Your goal:
Write out all the lines again, precisely as they stand, but without the images.

Records about charts and figures
** Begin **

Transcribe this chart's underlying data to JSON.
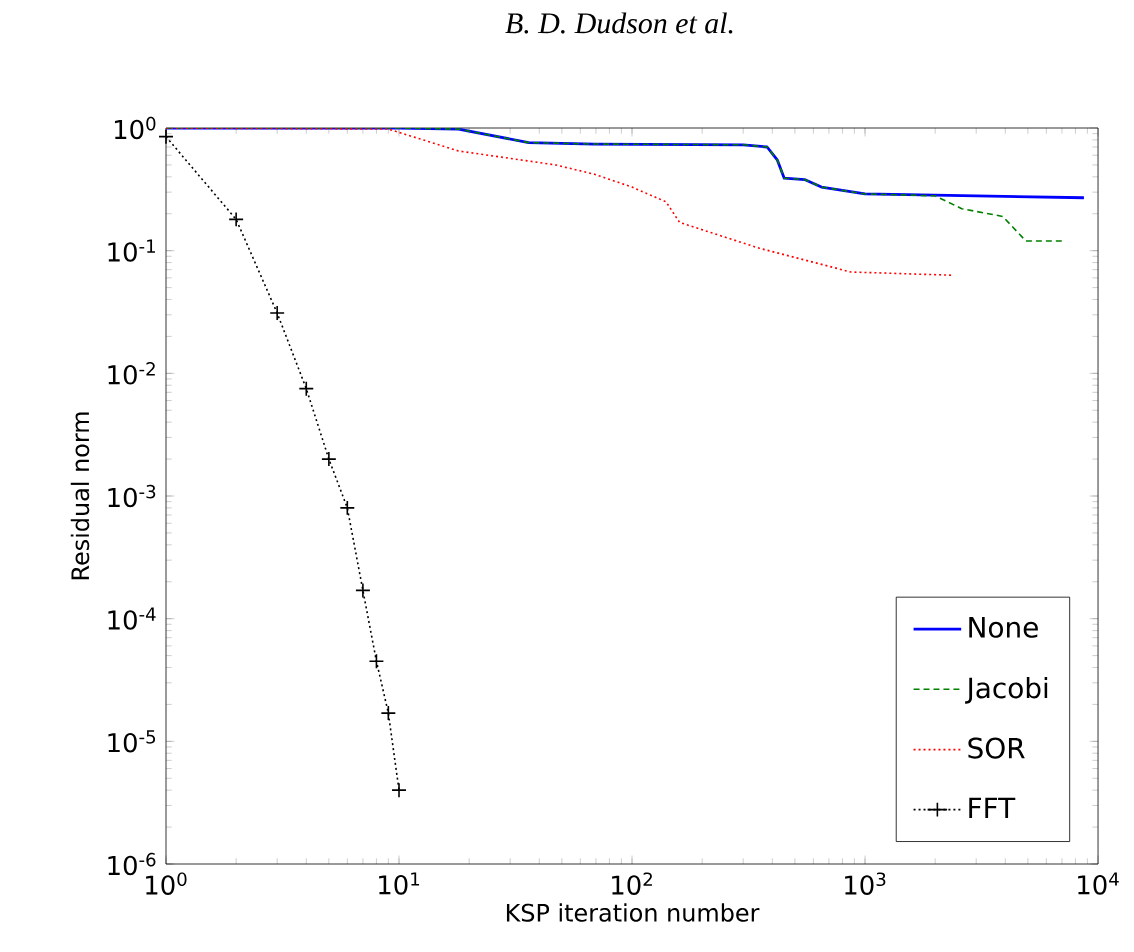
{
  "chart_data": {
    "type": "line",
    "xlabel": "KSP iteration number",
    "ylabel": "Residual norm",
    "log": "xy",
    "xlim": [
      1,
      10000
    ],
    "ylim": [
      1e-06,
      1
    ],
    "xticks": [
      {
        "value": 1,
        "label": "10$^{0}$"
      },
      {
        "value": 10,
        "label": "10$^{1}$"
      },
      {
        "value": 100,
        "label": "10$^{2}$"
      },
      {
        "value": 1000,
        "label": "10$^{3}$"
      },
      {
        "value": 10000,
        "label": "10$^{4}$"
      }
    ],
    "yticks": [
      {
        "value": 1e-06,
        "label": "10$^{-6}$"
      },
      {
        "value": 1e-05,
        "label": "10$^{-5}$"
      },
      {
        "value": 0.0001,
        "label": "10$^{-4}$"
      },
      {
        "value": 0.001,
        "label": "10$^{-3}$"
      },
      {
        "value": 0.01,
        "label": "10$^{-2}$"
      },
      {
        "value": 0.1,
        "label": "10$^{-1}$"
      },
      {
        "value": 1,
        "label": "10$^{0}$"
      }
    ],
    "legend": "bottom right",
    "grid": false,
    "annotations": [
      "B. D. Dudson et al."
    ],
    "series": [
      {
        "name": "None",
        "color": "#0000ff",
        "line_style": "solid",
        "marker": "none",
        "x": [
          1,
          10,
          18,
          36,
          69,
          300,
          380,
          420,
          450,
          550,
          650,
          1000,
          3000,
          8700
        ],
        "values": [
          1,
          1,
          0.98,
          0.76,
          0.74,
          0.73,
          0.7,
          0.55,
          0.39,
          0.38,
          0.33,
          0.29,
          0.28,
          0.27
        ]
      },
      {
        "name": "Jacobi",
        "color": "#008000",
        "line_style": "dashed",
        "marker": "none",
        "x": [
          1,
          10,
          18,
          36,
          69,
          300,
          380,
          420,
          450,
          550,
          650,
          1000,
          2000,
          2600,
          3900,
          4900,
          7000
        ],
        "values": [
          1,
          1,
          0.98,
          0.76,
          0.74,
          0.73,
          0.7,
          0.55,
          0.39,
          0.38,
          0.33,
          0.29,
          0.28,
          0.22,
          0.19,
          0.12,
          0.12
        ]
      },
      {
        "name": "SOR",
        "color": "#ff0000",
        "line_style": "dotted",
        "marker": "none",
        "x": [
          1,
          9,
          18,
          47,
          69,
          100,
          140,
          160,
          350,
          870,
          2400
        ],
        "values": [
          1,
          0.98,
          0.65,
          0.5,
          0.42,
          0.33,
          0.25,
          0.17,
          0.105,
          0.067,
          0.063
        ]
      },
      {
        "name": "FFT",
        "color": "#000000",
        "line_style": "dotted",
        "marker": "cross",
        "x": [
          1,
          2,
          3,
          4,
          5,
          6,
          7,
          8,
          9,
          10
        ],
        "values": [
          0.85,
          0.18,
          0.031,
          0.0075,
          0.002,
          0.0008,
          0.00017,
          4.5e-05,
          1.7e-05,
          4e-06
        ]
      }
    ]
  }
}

** End **

Task response:
Transcribe this chart's underlying data to JSON.
{
  "chart_data": {
    "type": "line",
    "xlabel": "KSP iteration number",
    "ylabel": "Residual norm",
    "log": "xy",
    "xlim": [
      1,
      10000
    ],
    "ylim": [
      1e-06,
      1
    ],
    "xticks": [
      {
        "value": 1,
        "label": "10$^{0}$"
      },
      {
        "value": 10,
        "label": "10$^{1}$"
      },
      {
        "value": 100,
        "label": "10$^{2}$"
      },
      {
        "value": 1000,
        "label": "10$^{3}$"
      },
      {
        "value": 10000,
        "label": "10$^{4}$"
      }
    ],
    "yticks": [
      {
        "value": 1e-06,
        "label": "10$^{-6}$"
      },
      {
        "value": 1e-05,
        "label": "10$^{-5}$"
      },
      {
        "value": 0.0001,
        "label": "10$^{-4}$"
      },
      {
        "value": 0.001,
        "label": "10$^{-3}$"
      },
      {
        "value": 0.01,
        "label": "10$^{-2}$"
      },
      {
        "value": 0.1,
        "label": "10$^{-1}$"
      },
      {
        "value": 1,
        "label": "10$^{0}$"
      }
    ],
    "legend": "bottom right",
    "grid": false,
    "annotations": [
      "B. D. Dudson et al."
    ],
    "series": [
      {
        "name": "None",
        "color": "#0000ff",
        "line_style": "solid",
        "marker": "none",
        "x": [
          1,
          10,
          18,
          36,
          69,
          300,
          380,
          420,
          450,
          550,
          650,
          1000,
          3000,
          8700
        ],
        "values": [
          1,
          1,
          0.98,
          0.76,
          0.74,
          0.73,
          0.7,
          0.55,
          0.39,
          0.38,
          0.33,
          0.29,
          0.28,
          0.27
        ]
      },
      {
        "name": "Jacobi",
        "color": "#008000",
        "line_style": "dashed",
        "marker": "none",
        "x": [
          1,
          10,
          18,
          36,
          69,
          300,
          380,
          420,
          450,
          550,
          650,
          1000,
          2000,
          2600,
          3900,
          4900,
          7000
        ],
        "values": [
          1,
          1,
          0.98,
          0.76,
          0.74,
          0.73,
          0.7,
          0.55,
          0.39,
          0.38,
          0.33,
          0.29,
          0.28,
          0.22,
          0.19,
          0.12,
          0.12
        ]
      },
      {
        "name": "SOR",
        "color": "#ff0000",
        "line_style": "dotted",
        "marker": "none",
        "x": [
          1,
          9,
          18,
          47,
          69,
          100,
          140,
          160,
          350,
          870,
          2400
        ],
        "values": [
          1,
          0.98,
          0.65,
          0.5,
          0.42,
          0.33,
          0.25,
          0.17,
          0.105,
          0.067,
          0.063
        ]
      },
      {
        "name": "FFT",
        "color": "#000000",
        "line_style": "dotted",
        "marker": "cross",
        "x": [
          1,
          2,
          3,
          4,
          5,
          6,
          7,
          8,
          9,
          10
        ],
        "values": [
          0.85,
          0.18,
          0.031,
          0.0075,
          0.002,
          0.0008,
          0.00017,
          4.5e-05,
          1.7e-05,
          4e-06
        ]
      }
    ]
  }
}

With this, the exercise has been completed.